Description of the task:
Retype each line of the material exactly, please, skipping any picture in it.

══════

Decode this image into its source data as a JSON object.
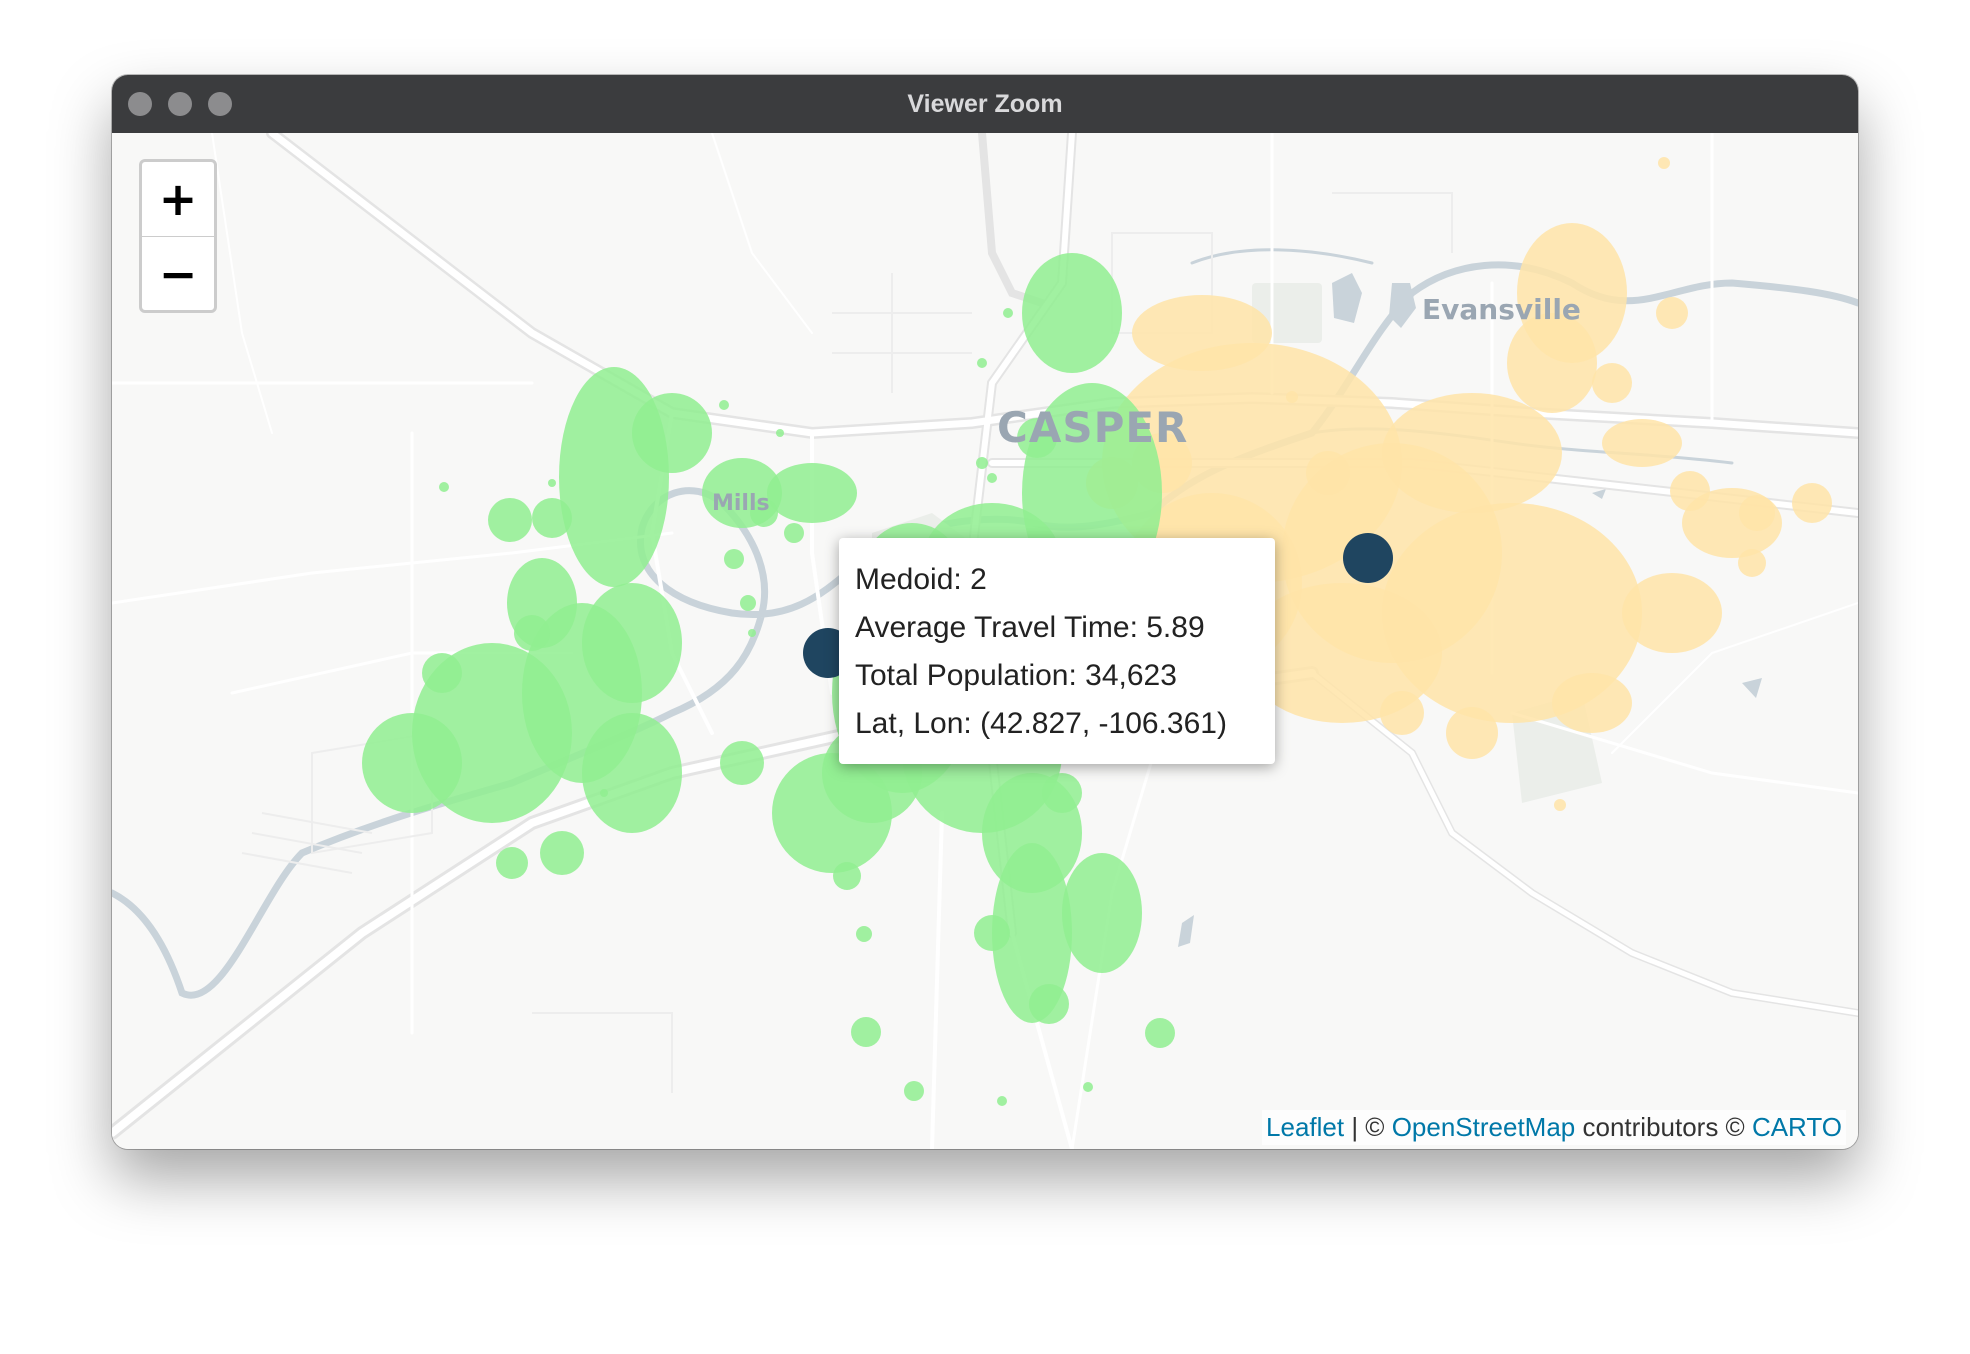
{
  "window": {
    "title": "Viewer Zoom"
  },
  "zoom": {
    "in_label": "+",
    "out_label": "−"
  },
  "places": {
    "city": "CASPER",
    "town": "Evansville",
    "small": "Mills"
  },
  "popup": {
    "medoid": "Medoid: 2",
    "travel_time": "Average Travel Time: 5.89",
    "population": "Total Population: 34,623",
    "latlon": "Lat, Lon: (42.827, -106.361)"
  },
  "attribution": {
    "leaflet": "Leaflet",
    "sep": " | © ",
    "osm": "OpenStreetMap",
    "contributors": " contributors © ",
    "carto": "CARTO"
  },
  "colors": {
    "cluster_green": "#90ee90",
    "cluster_yellow": "#ffe4a8",
    "medoid": "#1f4560",
    "road": "#ffffff",
    "water": "#c9d3da"
  }
}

══════

Final result:
Decode this image into its source data as a JSON object.
{
  "window": {
    "title": "Viewer Zoom"
  },
  "zoom": {
    "in_label": "+",
    "out_label": "−"
  },
  "places": {
    "city": "CASPER",
    "town": "Evansville",
    "small": "Mills"
  },
  "popup": {
    "medoid": "Medoid: 2",
    "travel_time": "Average Travel Time: 5.89",
    "population": "Total Population: 34,623",
    "latlon": "Lat, Lon: (42.827, -106.361)"
  },
  "attribution": {
    "leaflet": "Leaflet",
    "sep": " | © ",
    "osm": "OpenStreetMap",
    "contributors": " contributors © ",
    "carto": "CARTO"
  },
  "colors": {
    "cluster_green": "#90ee90",
    "cluster_yellow": "#ffe4a8",
    "medoid": "#1f4560",
    "road": "#ffffff",
    "water": "#c9d3da"
  }
}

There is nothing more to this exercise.